> [TASK TO COMPLETE] Write out the full listing again, exactly as it stands.

:: DATA ENTRIES ::

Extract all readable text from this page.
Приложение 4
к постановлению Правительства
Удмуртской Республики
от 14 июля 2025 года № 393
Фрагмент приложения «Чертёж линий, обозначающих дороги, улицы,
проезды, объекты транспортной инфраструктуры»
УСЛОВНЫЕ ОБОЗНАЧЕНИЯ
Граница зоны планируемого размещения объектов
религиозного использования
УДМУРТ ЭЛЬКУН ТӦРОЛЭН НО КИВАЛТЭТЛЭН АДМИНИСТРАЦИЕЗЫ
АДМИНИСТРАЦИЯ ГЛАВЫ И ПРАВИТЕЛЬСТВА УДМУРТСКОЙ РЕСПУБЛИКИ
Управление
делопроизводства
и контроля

:::

> [ANSWER TO THIS PROBLEM]
Extract all readable text from this page.
Приложение 4
к постановлению Правительства
Удмуртской Республики
от 14 июля 2025 года № 393
Фрагмент приложения «Чертёж линий, обозначающих дороги, улицы,
проезды, объекты транспортной инфраструктуры»
УСЛОВНЫЕ ОБОЗНАЧЕНИЯ
Граница зоны планируемого размещения объектов
религиозного использования
УДМУРТ ЭЛЬКУН ТӦРОЛЭН НО КИВАЛТЭТЛЭН АДМИНИСТРАЦИЕЗЫ
АДМИНИСТРАЦИЯ ГЛАВЫ И ПРАВИТЕЛЬСТВА УДМУРТСКОЙ РЕСПУБЛИКИ
Управление
делопроизводства
и контроля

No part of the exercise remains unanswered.